_Prompt_
Where a line holds the word "TIKTOK", copy that line.

_Data for this exercise_
■ ■ ■ ■ ■

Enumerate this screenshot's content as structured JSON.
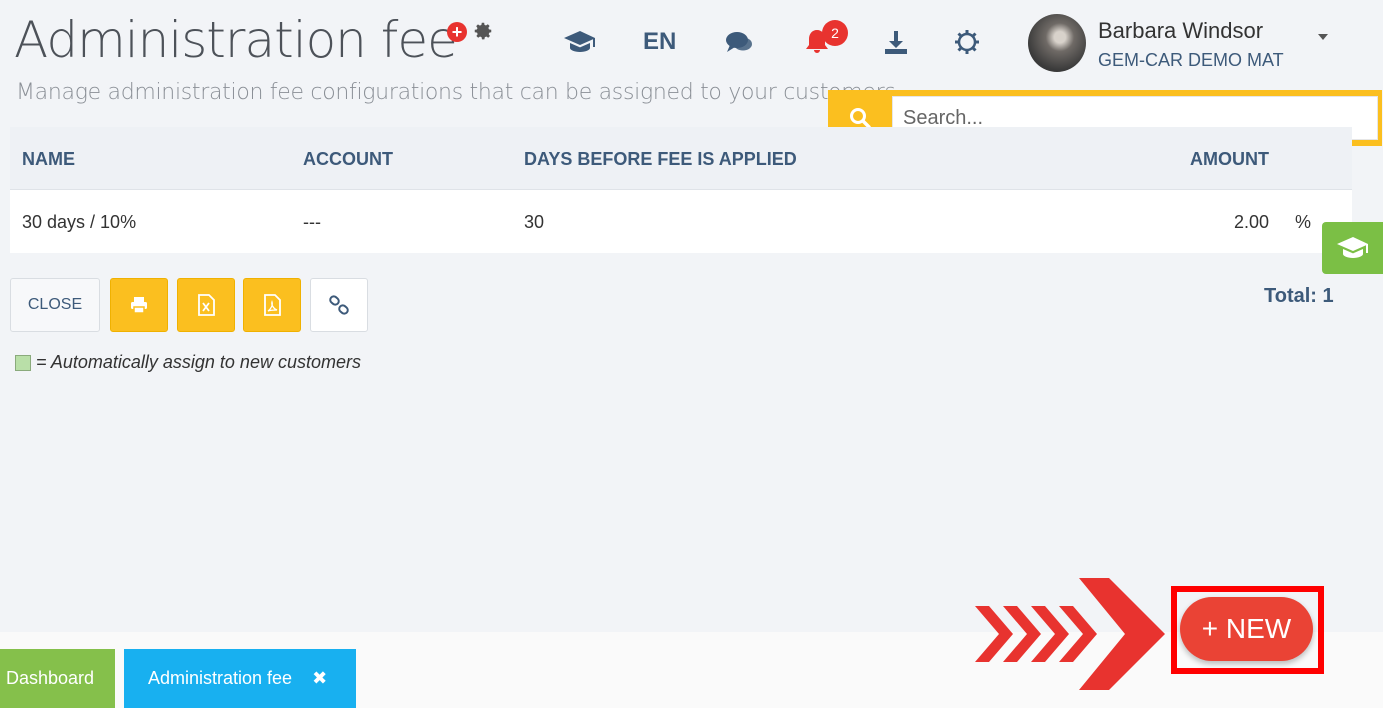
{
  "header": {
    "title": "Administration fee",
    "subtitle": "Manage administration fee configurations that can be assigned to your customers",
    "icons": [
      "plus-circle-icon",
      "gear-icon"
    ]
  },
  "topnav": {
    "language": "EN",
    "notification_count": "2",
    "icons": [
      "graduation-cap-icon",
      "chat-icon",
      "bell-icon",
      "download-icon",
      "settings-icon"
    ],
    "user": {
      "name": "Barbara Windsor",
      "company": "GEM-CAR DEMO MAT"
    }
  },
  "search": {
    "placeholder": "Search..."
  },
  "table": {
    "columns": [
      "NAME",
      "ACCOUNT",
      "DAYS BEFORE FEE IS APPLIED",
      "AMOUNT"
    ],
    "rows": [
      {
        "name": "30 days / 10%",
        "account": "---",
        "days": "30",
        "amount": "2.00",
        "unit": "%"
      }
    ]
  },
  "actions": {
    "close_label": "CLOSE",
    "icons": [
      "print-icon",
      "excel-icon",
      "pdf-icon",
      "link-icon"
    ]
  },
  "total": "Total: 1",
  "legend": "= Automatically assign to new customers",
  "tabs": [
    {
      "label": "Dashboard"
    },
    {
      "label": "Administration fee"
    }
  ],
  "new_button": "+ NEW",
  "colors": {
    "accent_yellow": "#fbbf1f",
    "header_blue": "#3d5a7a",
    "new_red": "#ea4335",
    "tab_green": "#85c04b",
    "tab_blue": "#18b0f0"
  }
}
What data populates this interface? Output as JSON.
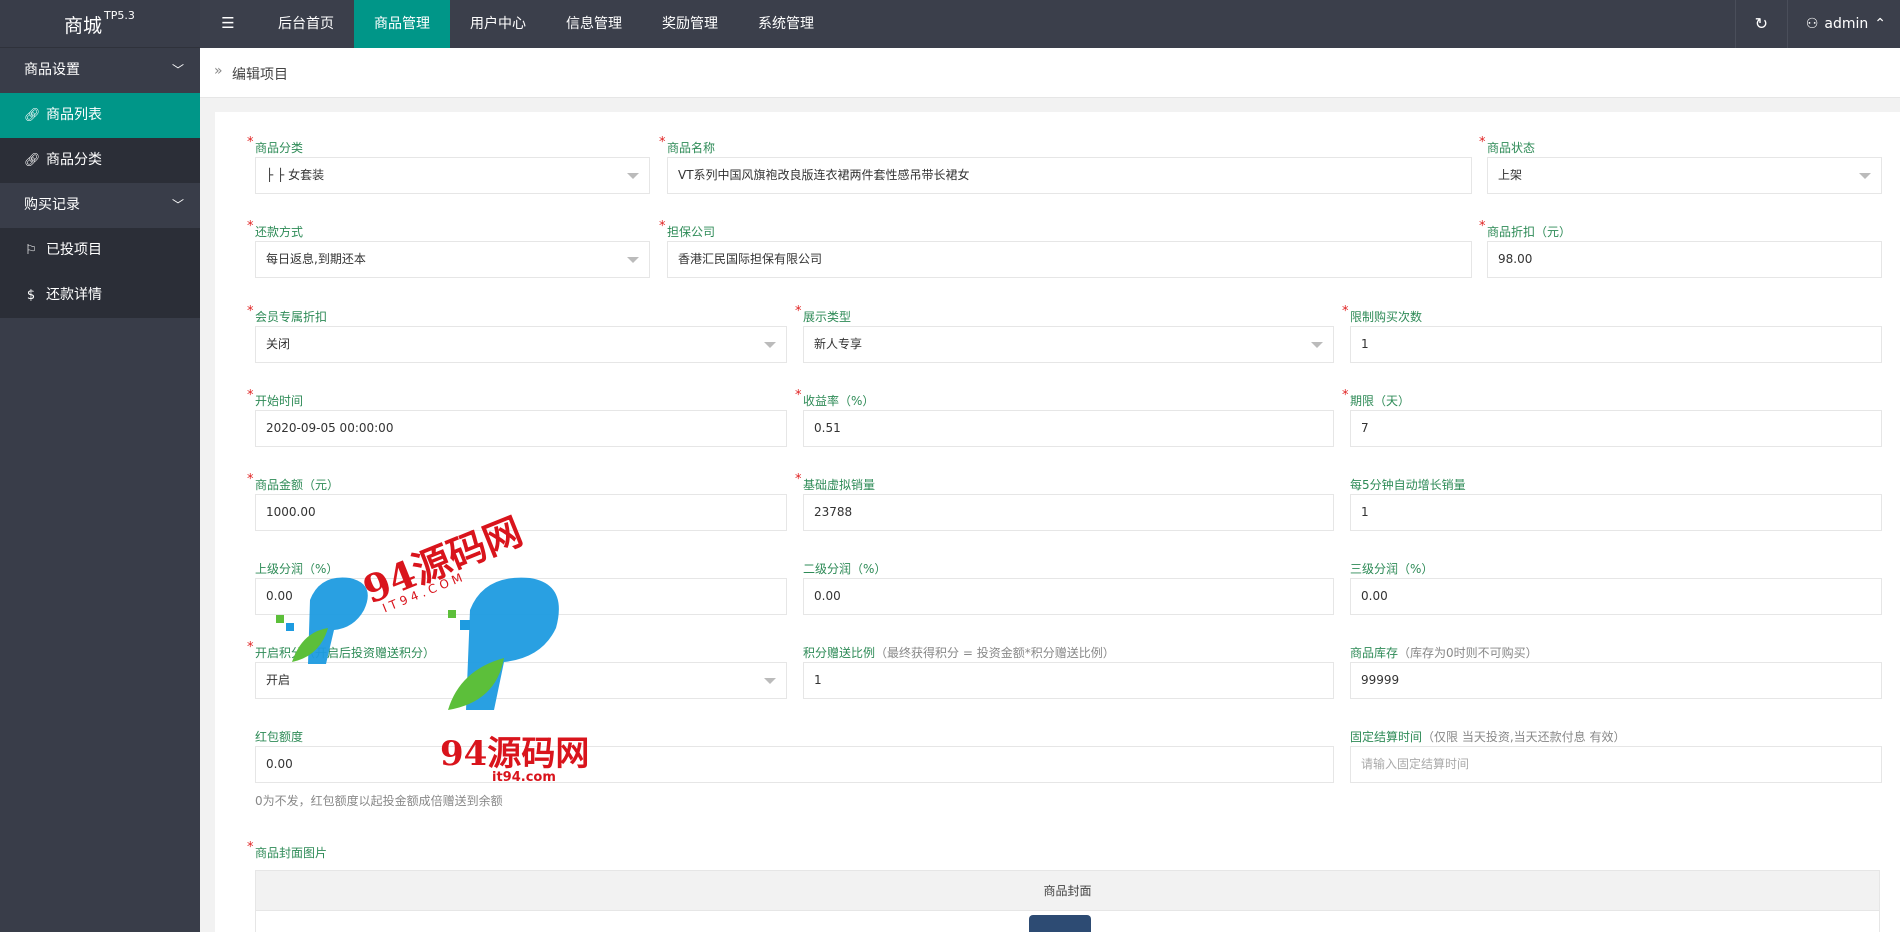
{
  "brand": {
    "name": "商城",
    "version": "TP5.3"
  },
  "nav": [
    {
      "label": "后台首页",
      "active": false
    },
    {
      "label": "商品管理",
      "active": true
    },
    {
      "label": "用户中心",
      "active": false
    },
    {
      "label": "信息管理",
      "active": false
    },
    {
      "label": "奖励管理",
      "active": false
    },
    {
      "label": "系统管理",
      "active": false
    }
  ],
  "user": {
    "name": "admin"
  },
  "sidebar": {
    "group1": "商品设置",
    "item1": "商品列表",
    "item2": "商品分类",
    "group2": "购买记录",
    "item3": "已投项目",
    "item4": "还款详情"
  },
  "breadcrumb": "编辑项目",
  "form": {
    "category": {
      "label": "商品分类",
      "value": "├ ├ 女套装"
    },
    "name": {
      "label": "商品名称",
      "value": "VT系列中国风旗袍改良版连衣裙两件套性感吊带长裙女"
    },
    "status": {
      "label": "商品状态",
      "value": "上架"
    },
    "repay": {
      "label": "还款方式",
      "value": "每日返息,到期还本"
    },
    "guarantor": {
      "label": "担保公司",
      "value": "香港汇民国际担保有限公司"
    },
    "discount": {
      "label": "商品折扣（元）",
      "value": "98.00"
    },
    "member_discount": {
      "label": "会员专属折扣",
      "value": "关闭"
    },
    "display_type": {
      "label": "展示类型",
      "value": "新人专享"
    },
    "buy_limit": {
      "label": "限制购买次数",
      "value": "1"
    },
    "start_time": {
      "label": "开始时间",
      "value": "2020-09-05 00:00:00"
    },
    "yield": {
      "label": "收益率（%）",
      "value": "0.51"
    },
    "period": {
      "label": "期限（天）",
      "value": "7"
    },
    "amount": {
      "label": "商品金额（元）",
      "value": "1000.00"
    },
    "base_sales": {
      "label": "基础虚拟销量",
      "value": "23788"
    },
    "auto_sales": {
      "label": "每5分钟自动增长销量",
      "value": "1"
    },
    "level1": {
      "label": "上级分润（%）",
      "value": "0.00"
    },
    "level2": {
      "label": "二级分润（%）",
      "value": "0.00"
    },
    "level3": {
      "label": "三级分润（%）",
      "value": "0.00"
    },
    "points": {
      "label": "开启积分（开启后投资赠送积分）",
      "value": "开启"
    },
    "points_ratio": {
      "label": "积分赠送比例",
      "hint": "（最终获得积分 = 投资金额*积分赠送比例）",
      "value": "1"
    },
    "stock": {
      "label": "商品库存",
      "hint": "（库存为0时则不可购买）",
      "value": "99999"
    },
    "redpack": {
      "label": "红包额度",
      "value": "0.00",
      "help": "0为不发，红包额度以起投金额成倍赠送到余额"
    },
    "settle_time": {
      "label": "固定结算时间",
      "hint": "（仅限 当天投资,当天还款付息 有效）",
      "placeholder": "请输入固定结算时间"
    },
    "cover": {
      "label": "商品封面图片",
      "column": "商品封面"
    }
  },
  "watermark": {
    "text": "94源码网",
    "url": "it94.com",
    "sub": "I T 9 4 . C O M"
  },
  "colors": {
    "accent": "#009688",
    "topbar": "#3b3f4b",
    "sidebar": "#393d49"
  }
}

■ ■ ■ ■ ■

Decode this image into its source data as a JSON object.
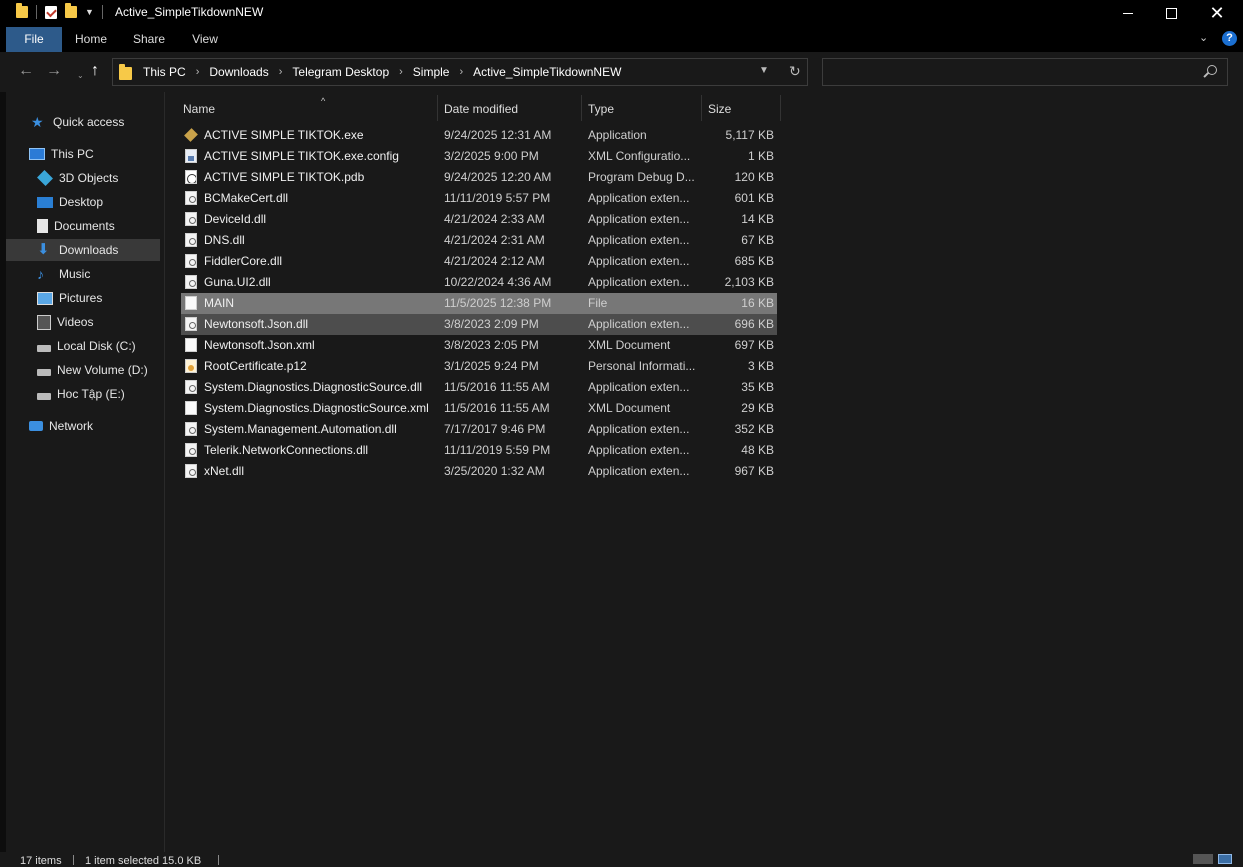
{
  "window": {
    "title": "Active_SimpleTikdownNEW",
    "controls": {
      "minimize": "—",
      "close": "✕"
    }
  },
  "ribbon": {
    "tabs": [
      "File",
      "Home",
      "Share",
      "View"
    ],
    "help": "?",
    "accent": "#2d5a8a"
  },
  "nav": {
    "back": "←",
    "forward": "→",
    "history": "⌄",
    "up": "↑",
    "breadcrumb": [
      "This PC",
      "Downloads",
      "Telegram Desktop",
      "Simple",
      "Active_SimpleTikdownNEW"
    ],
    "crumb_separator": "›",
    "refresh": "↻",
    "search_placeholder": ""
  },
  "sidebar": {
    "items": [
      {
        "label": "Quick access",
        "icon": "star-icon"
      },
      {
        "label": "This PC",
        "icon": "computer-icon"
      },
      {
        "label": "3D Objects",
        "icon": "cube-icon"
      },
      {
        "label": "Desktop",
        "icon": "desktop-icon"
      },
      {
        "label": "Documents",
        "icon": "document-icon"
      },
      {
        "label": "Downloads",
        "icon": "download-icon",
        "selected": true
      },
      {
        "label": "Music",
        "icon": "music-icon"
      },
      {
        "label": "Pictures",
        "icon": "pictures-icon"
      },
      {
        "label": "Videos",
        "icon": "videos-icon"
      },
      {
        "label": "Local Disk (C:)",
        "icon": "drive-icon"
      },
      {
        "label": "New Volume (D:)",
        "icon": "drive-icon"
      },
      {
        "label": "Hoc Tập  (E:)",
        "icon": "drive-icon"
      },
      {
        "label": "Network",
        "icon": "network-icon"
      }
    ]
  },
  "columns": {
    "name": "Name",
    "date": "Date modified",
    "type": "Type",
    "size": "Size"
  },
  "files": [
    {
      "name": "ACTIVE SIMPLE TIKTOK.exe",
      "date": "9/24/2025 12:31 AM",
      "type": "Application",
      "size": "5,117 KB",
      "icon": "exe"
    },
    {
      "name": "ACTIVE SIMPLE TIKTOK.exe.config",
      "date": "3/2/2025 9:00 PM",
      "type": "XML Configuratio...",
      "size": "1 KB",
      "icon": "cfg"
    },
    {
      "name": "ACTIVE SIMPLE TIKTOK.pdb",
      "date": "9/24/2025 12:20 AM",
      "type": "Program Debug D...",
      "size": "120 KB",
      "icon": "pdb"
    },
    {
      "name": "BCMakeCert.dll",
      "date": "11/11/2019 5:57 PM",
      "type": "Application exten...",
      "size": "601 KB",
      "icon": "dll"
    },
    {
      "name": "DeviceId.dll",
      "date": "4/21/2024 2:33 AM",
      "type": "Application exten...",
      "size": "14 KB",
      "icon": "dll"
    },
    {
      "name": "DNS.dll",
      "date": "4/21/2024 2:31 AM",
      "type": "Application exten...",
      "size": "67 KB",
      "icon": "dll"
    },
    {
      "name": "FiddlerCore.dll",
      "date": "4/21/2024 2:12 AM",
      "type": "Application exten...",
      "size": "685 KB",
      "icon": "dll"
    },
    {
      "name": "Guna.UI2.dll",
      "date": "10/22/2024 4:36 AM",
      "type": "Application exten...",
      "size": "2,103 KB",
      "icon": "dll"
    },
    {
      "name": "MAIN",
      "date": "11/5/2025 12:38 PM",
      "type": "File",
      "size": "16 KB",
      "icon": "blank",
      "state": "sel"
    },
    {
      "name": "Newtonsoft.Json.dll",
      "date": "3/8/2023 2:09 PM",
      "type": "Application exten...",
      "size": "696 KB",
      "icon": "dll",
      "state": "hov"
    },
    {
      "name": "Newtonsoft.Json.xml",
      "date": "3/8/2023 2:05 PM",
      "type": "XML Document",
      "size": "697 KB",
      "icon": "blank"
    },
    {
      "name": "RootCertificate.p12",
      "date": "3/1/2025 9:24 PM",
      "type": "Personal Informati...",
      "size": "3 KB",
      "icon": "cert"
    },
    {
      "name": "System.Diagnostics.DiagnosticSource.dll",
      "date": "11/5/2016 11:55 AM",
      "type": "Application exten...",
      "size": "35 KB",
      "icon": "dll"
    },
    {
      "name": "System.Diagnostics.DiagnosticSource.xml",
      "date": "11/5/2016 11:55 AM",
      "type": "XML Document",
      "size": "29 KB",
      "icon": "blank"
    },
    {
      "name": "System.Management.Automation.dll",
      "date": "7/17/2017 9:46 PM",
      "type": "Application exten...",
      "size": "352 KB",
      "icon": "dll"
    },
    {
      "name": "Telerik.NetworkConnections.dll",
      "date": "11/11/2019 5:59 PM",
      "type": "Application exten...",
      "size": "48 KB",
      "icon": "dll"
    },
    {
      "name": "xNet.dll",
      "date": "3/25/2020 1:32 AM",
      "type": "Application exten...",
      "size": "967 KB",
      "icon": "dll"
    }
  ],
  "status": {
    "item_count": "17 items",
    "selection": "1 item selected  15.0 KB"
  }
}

■ ■ ■ ■ ■

_Exercise answer_
      "name": "ACTIVE SIMPLE TIKTOK.exe",
      "name": "ACTIVE SIMPLE TIKTOK.exe.config",
      "name": "ACTIVE SIMPLE TIKTOK.pdb",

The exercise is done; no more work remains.